> **Supplied material**:
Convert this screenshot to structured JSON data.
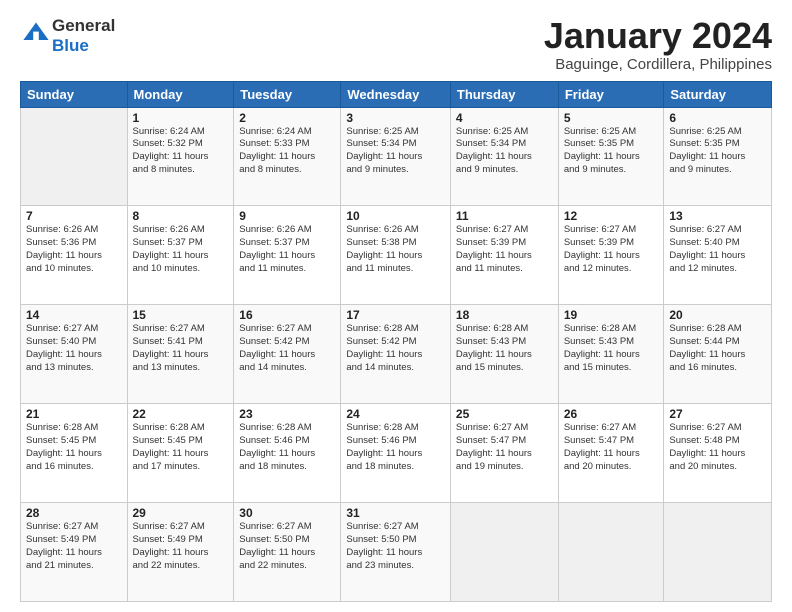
{
  "header": {
    "logo_general": "General",
    "logo_blue": "Blue",
    "month_title": "January 2024",
    "subtitle": "Baguinge, Cordillera, Philippines"
  },
  "days_of_week": [
    "Sunday",
    "Monday",
    "Tuesday",
    "Wednesday",
    "Thursday",
    "Friday",
    "Saturday"
  ],
  "weeks": [
    [
      {
        "day": "",
        "info": ""
      },
      {
        "day": "1",
        "info": "Sunrise: 6:24 AM\nSunset: 5:32 PM\nDaylight: 11 hours\nand 8 minutes."
      },
      {
        "day": "2",
        "info": "Sunrise: 6:24 AM\nSunset: 5:33 PM\nDaylight: 11 hours\nand 8 minutes."
      },
      {
        "day": "3",
        "info": "Sunrise: 6:25 AM\nSunset: 5:34 PM\nDaylight: 11 hours\nand 9 minutes."
      },
      {
        "day": "4",
        "info": "Sunrise: 6:25 AM\nSunset: 5:34 PM\nDaylight: 11 hours\nand 9 minutes."
      },
      {
        "day": "5",
        "info": "Sunrise: 6:25 AM\nSunset: 5:35 PM\nDaylight: 11 hours\nand 9 minutes."
      },
      {
        "day": "6",
        "info": "Sunrise: 6:25 AM\nSunset: 5:35 PM\nDaylight: 11 hours\nand 9 minutes."
      }
    ],
    [
      {
        "day": "7",
        "info": "Sunrise: 6:26 AM\nSunset: 5:36 PM\nDaylight: 11 hours\nand 10 minutes."
      },
      {
        "day": "8",
        "info": "Sunrise: 6:26 AM\nSunset: 5:37 PM\nDaylight: 11 hours\nand 10 minutes."
      },
      {
        "day": "9",
        "info": "Sunrise: 6:26 AM\nSunset: 5:37 PM\nDaylight: 11 hours\nand 11 minutes."
      },
      {
        "day": "10",
        "info": "Sunrise: 6:26 AM\nSunset: 5:38 PM\nDaylight: 11 hours\nand 11 minutes."
      },
      {
        "day": "11",
        "info": "Sunrise: 6:27 AM\nSunset: 5:39 PM\nDaylight: 11 hours\nand 11 minutes."
      },
      {
        "day": "12",
        "info": "Sunrise: 6:27 AM\nSunset: 5:39 PM\nDaylight: 11 hours\nand 12 minutes."
      },
      {
        "day": "13",
        "info": "Sunrise: 6:27 AM\nSunset: 5:40 PM\nDaylight: 11 hours\nand 12 minutes."
      }
    ],
    [
      {
        "day": "14",
        "info": "Sunrise: 6:27 AM\nSunset: 5:40 PM\nDaylight: 11 hours\nand 13 minutes."
      },
      {
        "day": "15",
        "info": "Sunrise: 6:27 AM\nSunset: 5:41 PM\nDaylight: 11 hours\nand 13 minutes."
      },
      {
        "day": "16",
        "info": "Sunrise: 6:27 AM\nSunset: 5:42 PM\nDaylight: 11 hours\nand 14 minutes."
      },
      {
        "day": "17",
        "info": "Sunrise: 6:28 AM\nSunset: 5:42 PM\nDaylight: 11 hours\nand 14 minutes."
      },
      {
        "day": "18",
        "info": "Sunrise: 6:28 AM\nSunset: 5:43 PM\nDaylight: 11 hours\nand 15 minutes."
      },
      {
        "day": "19",
        "info": "Sunrise: 6:28 AM\nSunset: 5:43 PM\nDaylight: 11 hours\nand 15 minutes."
      },
      {
        "day": "20",
        "info": "Sunrise: 6:28 AM\nSunset: 5:44 PM\nDaylight: 11 hours\nand 16 minutes."
      }
    ],
    [
      {
        "day": "21",
        "info": "Sunrise: 6:28 AM\nSunset: 5:45 PM\nDaylight: 11 hours\nand 16 minutes."
      },
      {
        "day": "22",
        "info": "Sunrise: 6:28 AM\nSunset: 5:45 PM\nDaylight: 11 hours\nand 17 minutes."
      },
      {
        "day": "23",
        "info": "Sunrise: 6:28 AM\nSunset: 5:46 PM\nDaylight: 11 hours\nand 18 minutes."
      },
      {
        "day": "24",
        "info": "Sunrise: 6:28 AM\nSunset: 5:46 PM\nDaylight: 11 hours\nand 18 minutes."
      },
      {
        "day": "25",
        "info": "Sunrise: 6:27 AM\nSunset: 5:47 PM\nDaylight: 11 hours\nand 19 minutes."
      },
      {
        "day": "26",
        "info": "Sunrise: 6:27 AM\nSunset: 5:47 PM\nDaylight: 11 hours\nand 20 minutes."
      },
      {
        "day": "27",
        "info": "Sunrise: 6:27 AM\nSunset: 5:48 PM\nDaylight: 11 hours\nand 20 minutes."
      }
    ],
    [
      {
        "day": "28",
        "info": "Sunrise: 6:27 AM\nSunset: 5:49 PM\nDaylight: 11 hours\nand 21 minutes."
      },
      {
        "day": "29",
        "info": "Sunrise: 6:27 AM\nSunset: 5:49 PM\nDaylight: 11 hours\nand 22 minutes."
      },
      {
        "day": "30",
        "info": "Sunrise: 6:27 AM\nSunset: 5:50 PM\nDaylight: 11 hours\nand 22 minutes."
      },
      {
        "day": "31",
        "info": "Sunrise: 6:27 AM\nSunset: 5:50 PM\nDaylight: 11 hours\nand 23 minutes."
      },
      {
        "day": "",
        "info": ""
      },
      {
        "day": "",
        "info": ""
      },
      {
        "day": "",
        "info": ""
      }
    ]
  ]
}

> **Required task**: Drop the images and quote the entries word for word.

> **Task response**:
Convert this screenshot to structured JSON data.
{
  "header": {
    "logo_general": "General",
    "logo_blue": "Blue",
    "month_title": "January 2024",
    "subtitle": "Baguinge, Cordillera, Philippines"
  },
  "days_of_week": [
    "Sunday",
    "Monday",
    "Tuesday",
    "Wednesday",
    "Thursday",
    "Friday",
    "Saturday"
  ],
  "weeks": [
    [
      {
        "day": "",
        "info": ""
      },
      {
        "day": "1",
        "info": "Sunrise: 6:24 AM\nSunset: 5:32 PM\nDaylight: 11 hours\nand 8 minutes."
      },
      {
        "day": "2",
        "info": "Sunrise: 6:24 AM\nSunset: 5:33 PM\nDaylight: 11 hours\nand 8 minutes."
      },
      {
        "day": "3",
        "info": "Sunrise: 6:25 AM\nSunset: 5:34 PM\nDaylight: 11 hours\nand 9 minutes."
      },
      {
        "day": "4",
        "info": "Sunrise: 6:25 AM\nSunset: 5:34 PM\nDaylight: 11 hours\nand 9 minutes."
      },
      {
        "day": "5",
        "info": "Sunrise: 6:25 AM\nSunset: 5:35 PM\nDaylight: 11 hours\nand 9 minutes."
      },
      {
        "day": "6",
        "info": "Sunrise: 6:25 AM\nSunset: 5:35 PM\nDaylight: 11 hours\nand 9 minutes."
      }
    ],
    [
      {
        "day": "7",
        "info": "Sunrise: 6:26 AM\nSunset: 5:36 PM\nDaylight: 11 hours\nand 10 minutes."
      },
      {
        "day": "8",
        "info": "Sunrise: 6:26 AM\nSunset: 5:37 PM\nDaylight: 11 hours\nand 10 minutes."
      },
      {
        "day": "9",
        "info": "Sunrise: 6:26 AM\nSunset: 5:37 PM\nDaylight: 11 hours\nand 11 minutes."
      },
      {
        "day": "10",
        "info": "Sunrise: 6:26 AM\nSunset: 5:38 PM\nDaylight: 11 hours\nand 11 minutes."
      },
      {
        "day": "11",
        "info": "Sunrise: 6:27 AM\nSunset: 5:39 PM\nDaylight: 11 hours\nand 11 minutes."
      },
      {
        "day": "12",
        "info": "Sunrise: 6:27 AM\nSunset: 5:39 PM\nDaylight: 11 hours\nand 12 minutes."
      },
      {
        "day": "13",
        "info": "Sunrise: 6:27 AM\nSunset: 5:40 PM\nDaylight: 11 hours\nand 12 minutes."
      }
    ],
    [
      {
        "day": "14",
        "info": "Sunrise: 6:27 AM\nSunset: 5:40 PM\nDaylight: 11 hours\nand 13 minutes."
      },
      {
        "day": "15",
        "info": "Sunrise: 6:27 AM\nSunset: 5:41 PM\nDaylight: 11 hours\nand 13 minutes."
      },
      {
        "day": "16",
        "info": "Sunrise: 6:27 AM\nSunset: 5:42 PM\nDaylight: 11 hours\nand 14 minutes."
      },
      {
        "day": "17",
        "info": "Sunrise: 6:28 AM\nSunset: 5:42 PM\nDaylight: 11 hours\nand 14 minutes."
      },
      {
        "day": "18",
        "info": "Sunrise: 6:28 AM\nSunset: 5:43 PM\nDaylight: 11 hours\nand 15 minutes."
      },
      {
        "day": "19",
        "info": "Sunrise: 6:28 AM\nSunset: 5:43 PM\nDaylight: 11 hours\nand 15 minutes."
      },
      {
        "day": "20",
        "info": "Sunrise: 6:28 AM\nSunset: 5:44 PM\nDaylight: 11 hours\nand 16 minutes."
      }
    ],
    [
      {
        "day": "21",
        "info": "Sunrise: 6:28 AM\nSunset: 5:45 PM\nDaylight: 11 hours\nand 16 minutes."
      },
      {
        "day": "22",
        "info": "Sunrise: 6:28 AM\nSunset: 5:45 PM\nDaylight: 11 hours\nand 17 minutes."
      },
      {
        "day": "23",
        "info": "Sunrise: 6:28 AM\nSunset: 5:46 PM\nDaylight: 11 hours\nand 18 minutes."
      },
      {
        "day": "24",
        "info": "Sunrise: 6:28 AM\nSunset: 5:46 PM\nDaylight: 11 hours\nand 18 minutes."
      },
      {
        "day": "25",
        "info": "Sunrise: 6:27 AM\nSunset: 5:47 PM\nDaylight: 11 hours\nand 19 minutes."
      },
      {
        "day": "26",
        "info": "Sunrise: 6:27 AM\nSunset: 5:47 PM\nDaylight: 11 hours\nand 20 minutes."
      },
      {
        "day": "27",
        "info": "Sunrise: 6:27 AM\nSunset: 5:48 PM\nDaylight: 11 hours\nand 20 minutes."
      }
    ],
    [
      {
        "day": "28",
        "info": "Sunrise: 6:27 AM\nSunset: 5:49 PM\nDaylight: 11 hours\nand 21 minutes."
      },
      {
        "day": "29",
        "info": "Sunrise: 6:27 AM\nSunset: 5:49 PM\nDaylight: 11 hours\nand 22 minutes."
      },
      {
        "day": "30",
        "info": "Sunrise: 6:27 AM\nSunset: 5:50 PM\nDaylight: 11 hours\nand 22 minutes."
      },
      {
        "day": "31",
        "info": "Sunrise: 6:27 AM\nSunset: 5:50 PM\nDaylight: 11 hours\nand 23 minutes."
      },
      {
        "day": "",
        "info": ""
      },
      {
        "day": "",
        "info": ""
      },
      {
        "day": "",
        "info": ""
      }
    ]
  ]
}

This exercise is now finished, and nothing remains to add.